● **WHAT THE EXERCISE ASKS**: Without the pictures, set down the records below word for word.
===== MATERIAL FOR THIS EXERCISE =====
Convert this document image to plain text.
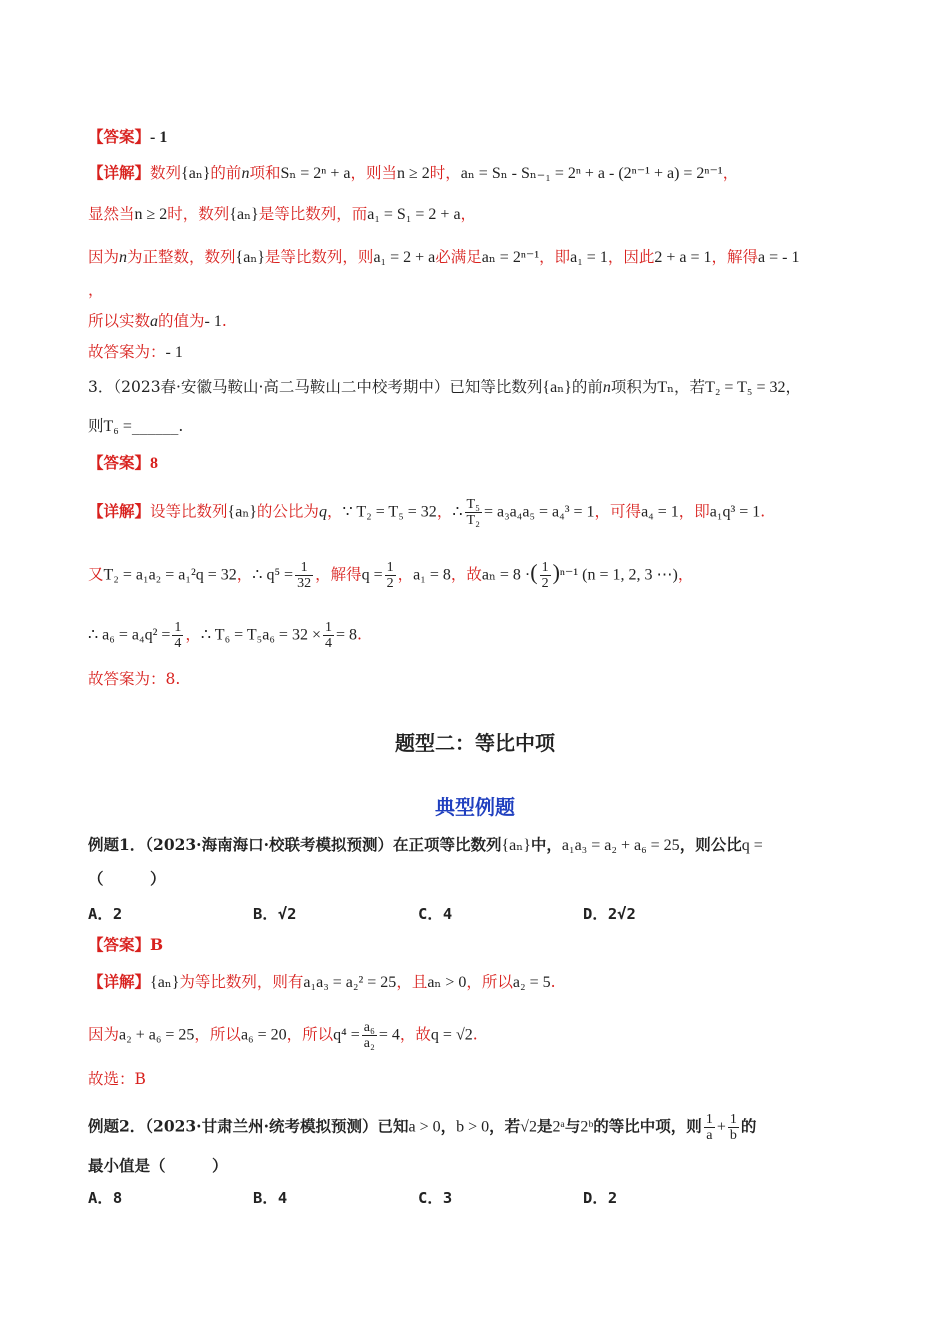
【答案】- 1
【详解】数列{aₙ}的前n项和Sₙ = 2ⁿ + a，则当n ≥ 2时，aₙ = Sₙ - Sₙ₋₁ = 2ⁿ + a - (2ⁿ⁻¹ + a) = 2ⁿ⁻¹，
显然当n ≥ 2时，数列{aₙ}是等比数列，而a₁ = S₁ = 2 + a，
因为n为正整数，数列{aₙ}是等比数列，则a₁ = 2 + a必满足aₙ = 2ⁿ⁻¹，即a₁ = 1，因此2 + a = 1，解得a = - 1
，
所以实数a的值为- 1.
故答案为：- 1
3．（2023春·安徽马鞍山·高二马鞍山二中校考期中）已知等比数列{aₙ}的前n项积为Tₙ，若T₂ = T₅ = 32，
则T₆ =______.
【答案】8
【详解】设等比数列{aₙ}的公比为q，∵ T₂ = T₅ = 32，∴ $\frac{\text{T₅}}{\text{T₂}} = a_3a_4a_5 = a_4^3 = 1$，可得a₄ = 1，即a₁q³ = 1.
又T₂ = a₁a₂ = a₁²q = 32，∴ $q^5 = \frac{1}{32}$ ，解得$q = \frac{1}{2}$ ，a₁ = 8，故aₙ = 8 ·( $\frac{1}{2} )^{n-1}$ (n = 1, 2, 3 ⋯)，
∴ $a_6 = a_4q^2 = \frac{1}{4}$ ，∴ $T_6 = T_5a_6 = 32 \times \frac{1}{4} = 8$.
故答案为：8.
题型二：等比中项
典型例题
例题1．（2023·海南海口·校联考模拟预测）在正项等比数列{aₙ}中，a₁a₃ = a₂ + a₆ = 25，则公比q =
（　　　）
A．2	B．√2	C．4	D．2√2
【答案】B
【详解】{aₙ}为等比数列，则有a₁a₃ = a₂² = 25，且aₙ > 0，所以a₂ = 5.
因为a₂ + a₆ = 25，所以a₆ = 20，所以$q^4 = \frac{\text{a₆}}{\text{a₂}} = 4$，故q = √2.
故选：B
例题2．（2023·甘肃兰州·统考模拟预测）已知a > 0，b > 0，若√2是2ᵃ与2ᵇ的等比中项，则 $\frac{1}{a} + \frac{1}{b}$ 的
最小值是（　　　）
A．8	B．4	C．3	D．2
=====
● **SOLUTION TO THIS EXERCISE**:
Convert this document image to plain text.
【答案】- 1
【详解】数列{aₙ}的前n项和Sₙ = 2ⁿ + a，则当n ≥ 2时，aₙ = Sₙ - Sₙ₋₁ = 2ⁿ + a - (2ⁿ⁻¹ + a) = 2ⁿ⁻¹，
显然当n ≥ 2时，数列{aₙ}是等比数列，而a₁ = S₁ = 2 + a，
因为n为正整数，数列{aₙ}是等比数列，则a₁ = 2 + a必满足aₙ = 2ⁿ⁻¹，即a₁ = 1，因此2 + a = 1，解得a = - 1
，
所以实数a的值为- 1.
故答案为：- 1
3．（2023春·安徽马鞍山·高二马鞍山二中校考期中）已知等比数列{aₙ}的前n项积为Tₙ，若T₂ = T₅ = 32，
则T₆ =______.
【答案】8
【详解】设等比数列{aₙ}的公比为q，∵ T₂ = T₅ = 32，∴ $\frac{\text{T₅}}{\text{T₂}} = a_3a_4a_5 = a_4^3 = 1$，可得a₄ = 1，即a₁q³ = 1.
又T₂ = a₁a₂ = a₁²q = 32，∴ $q^5 = \frac{1}{32}$ ，解得$q = \frac{1}{2}$ ，a₁ = 8，故aₙ = 8 ·( $\frac{1}{2} )^{n-1}$ (n = 1, 2, 3 ⋯)，
∴ $a_6 = a_4q^2 = \frac{1}{4}$ ，∴ $T_6 = T_5a_6 = 32 \times \frac{1}{4} = 8$.
故答案为：8.
题型二：等比中项
典型例题
例题1．（2023·海南海口·校联考模拟预测）在正项等比数列{aₙ}中，a₁a₃ = a₂ + a₆ = 25，则公比q =
（　　　）
A．2	B．√2	C．4	D．2√2
【答案】B
【详解】{aₙ}为等比数列，则有a₁a₃ = a₂² = 25，且aₙ > 0，所以a₂ = 5.
因为a₂ + a₆ = 25，所以a₆ = 20，所以$q^4 = \frac{\text{a₆}}{\text{a₂}} = 4$，故q = √2.
故选：B
例题2．（2023·甘肃兰州·统考模拟预测）已知a > 0，b > 0，若√2是2ᵃ与2ᵇ的等比中项，则 $\frac{1}{a} + \frac{1}{b}$ 的
最小值是（　　　）
A．8	B．4	C．3	D．2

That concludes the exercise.